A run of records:
_ _ _ _ _
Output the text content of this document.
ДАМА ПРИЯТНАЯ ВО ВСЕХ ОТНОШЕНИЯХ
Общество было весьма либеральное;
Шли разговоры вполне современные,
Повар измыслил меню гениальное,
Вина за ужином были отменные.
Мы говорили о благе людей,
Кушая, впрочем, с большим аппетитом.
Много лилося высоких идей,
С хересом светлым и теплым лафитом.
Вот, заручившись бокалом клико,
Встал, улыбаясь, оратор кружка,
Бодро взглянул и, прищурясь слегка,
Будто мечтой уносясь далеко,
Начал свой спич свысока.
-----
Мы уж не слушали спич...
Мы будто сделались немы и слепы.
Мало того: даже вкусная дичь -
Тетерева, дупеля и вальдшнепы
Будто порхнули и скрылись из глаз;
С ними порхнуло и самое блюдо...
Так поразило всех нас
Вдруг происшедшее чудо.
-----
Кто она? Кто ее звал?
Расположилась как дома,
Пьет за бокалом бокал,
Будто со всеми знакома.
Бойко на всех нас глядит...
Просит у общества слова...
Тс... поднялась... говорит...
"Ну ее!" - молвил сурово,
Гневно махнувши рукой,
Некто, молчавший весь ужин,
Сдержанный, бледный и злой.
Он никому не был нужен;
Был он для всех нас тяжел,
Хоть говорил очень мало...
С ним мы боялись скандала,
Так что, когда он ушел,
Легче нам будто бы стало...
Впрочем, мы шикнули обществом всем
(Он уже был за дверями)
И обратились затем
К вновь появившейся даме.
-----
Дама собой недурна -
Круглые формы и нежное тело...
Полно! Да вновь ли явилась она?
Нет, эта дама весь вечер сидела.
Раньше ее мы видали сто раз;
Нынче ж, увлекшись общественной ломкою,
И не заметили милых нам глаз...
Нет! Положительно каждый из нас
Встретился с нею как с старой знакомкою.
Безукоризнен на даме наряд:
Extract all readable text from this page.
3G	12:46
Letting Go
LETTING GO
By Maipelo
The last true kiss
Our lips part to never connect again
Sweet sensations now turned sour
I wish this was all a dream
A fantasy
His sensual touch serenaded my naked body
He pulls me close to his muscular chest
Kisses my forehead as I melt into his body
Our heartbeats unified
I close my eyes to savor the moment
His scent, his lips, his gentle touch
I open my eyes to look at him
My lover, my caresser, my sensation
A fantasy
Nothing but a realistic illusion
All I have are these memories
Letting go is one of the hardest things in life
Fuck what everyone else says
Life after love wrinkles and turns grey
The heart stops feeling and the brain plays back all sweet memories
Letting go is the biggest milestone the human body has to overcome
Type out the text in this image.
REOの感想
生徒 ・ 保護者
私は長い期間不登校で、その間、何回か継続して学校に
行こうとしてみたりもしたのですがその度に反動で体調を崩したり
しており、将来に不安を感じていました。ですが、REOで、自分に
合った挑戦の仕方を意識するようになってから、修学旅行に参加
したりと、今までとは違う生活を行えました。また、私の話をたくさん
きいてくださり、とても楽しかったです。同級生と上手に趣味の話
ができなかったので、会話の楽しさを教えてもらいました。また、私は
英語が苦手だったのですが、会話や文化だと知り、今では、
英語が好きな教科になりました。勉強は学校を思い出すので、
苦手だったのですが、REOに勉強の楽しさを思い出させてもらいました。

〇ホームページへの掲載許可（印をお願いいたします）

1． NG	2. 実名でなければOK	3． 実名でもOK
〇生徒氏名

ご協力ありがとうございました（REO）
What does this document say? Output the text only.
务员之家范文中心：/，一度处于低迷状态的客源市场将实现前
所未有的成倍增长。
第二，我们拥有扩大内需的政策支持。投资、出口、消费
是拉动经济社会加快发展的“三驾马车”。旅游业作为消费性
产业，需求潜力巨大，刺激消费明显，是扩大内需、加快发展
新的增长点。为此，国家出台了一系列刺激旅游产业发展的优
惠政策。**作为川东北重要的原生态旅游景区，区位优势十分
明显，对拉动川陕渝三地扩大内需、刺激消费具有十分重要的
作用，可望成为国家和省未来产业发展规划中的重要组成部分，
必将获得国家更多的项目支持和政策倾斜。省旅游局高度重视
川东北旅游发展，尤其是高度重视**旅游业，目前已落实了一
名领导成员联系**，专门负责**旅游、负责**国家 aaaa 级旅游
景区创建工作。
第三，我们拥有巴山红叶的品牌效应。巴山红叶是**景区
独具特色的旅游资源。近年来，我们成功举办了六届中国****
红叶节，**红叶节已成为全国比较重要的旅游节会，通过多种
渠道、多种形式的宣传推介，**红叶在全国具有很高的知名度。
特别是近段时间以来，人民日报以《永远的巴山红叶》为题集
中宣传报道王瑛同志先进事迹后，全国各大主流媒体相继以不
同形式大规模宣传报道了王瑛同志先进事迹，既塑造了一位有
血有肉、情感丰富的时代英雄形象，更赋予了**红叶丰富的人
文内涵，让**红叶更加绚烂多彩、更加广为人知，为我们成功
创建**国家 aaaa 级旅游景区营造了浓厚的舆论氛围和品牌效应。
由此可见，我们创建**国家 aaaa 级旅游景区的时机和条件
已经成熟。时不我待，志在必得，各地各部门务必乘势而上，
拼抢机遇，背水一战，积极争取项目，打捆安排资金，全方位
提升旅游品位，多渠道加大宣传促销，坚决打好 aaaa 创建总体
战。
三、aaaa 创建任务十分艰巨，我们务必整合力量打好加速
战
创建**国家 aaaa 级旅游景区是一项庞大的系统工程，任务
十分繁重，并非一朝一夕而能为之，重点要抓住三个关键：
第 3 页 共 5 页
_ _ _ _ _
● TASK: Out of the records, collect only those lines that contain the string "document".

● OUTPUT:
Output the text content of this document.
What does this document say? Output the text only.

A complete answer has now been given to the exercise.